**WHAT IS EXPECTED**
Report each line of the data that has "geclassificeerd" somewhere in it.

Collected data:

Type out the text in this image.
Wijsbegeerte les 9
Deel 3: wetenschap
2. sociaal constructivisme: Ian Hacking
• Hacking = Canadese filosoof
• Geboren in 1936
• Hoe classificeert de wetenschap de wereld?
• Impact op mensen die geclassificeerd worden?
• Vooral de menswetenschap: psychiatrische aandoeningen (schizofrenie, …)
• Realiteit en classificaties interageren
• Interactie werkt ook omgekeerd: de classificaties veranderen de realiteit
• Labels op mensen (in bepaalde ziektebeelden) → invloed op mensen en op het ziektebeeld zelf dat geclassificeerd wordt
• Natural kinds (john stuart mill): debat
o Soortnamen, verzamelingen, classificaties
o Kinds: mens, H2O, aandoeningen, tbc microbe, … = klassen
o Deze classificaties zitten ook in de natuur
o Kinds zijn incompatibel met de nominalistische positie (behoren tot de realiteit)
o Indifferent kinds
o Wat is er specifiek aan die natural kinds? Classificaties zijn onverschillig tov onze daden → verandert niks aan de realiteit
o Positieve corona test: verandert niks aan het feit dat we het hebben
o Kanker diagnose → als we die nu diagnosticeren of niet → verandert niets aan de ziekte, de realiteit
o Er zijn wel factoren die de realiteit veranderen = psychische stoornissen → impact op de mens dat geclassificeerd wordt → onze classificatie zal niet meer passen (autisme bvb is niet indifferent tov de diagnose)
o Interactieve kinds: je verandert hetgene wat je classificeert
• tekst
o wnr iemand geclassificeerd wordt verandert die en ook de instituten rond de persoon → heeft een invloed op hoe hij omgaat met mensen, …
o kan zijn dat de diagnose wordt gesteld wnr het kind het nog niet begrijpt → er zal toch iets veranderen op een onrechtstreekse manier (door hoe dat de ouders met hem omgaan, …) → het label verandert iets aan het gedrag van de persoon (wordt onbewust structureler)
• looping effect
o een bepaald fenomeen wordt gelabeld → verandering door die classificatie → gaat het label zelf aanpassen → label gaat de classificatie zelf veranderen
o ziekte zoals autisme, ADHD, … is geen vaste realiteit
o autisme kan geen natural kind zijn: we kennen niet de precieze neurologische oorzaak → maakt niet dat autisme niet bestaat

**SOLUTION**
• Impact op mensen die geclassificeerd worden?
• Labels op mensen (in bepaalde ziektebeelden) → invloed op mensen en op het ziektebeeld zelf dat geclassificeerd wordt
o Er zijn wel factoren die de realiteit veranderen = psychische stoornissen → impact op de mens dat geclassificeerd wordt → onze classificatie zal niet meer passen (autisme bvb is niet indifferent tov de diagnose)
o wnr iemand geclassificeerd wordt verandert die en ook de instituten rond de persoon → heeft een invloed op hoe hij omgaat met mensen, …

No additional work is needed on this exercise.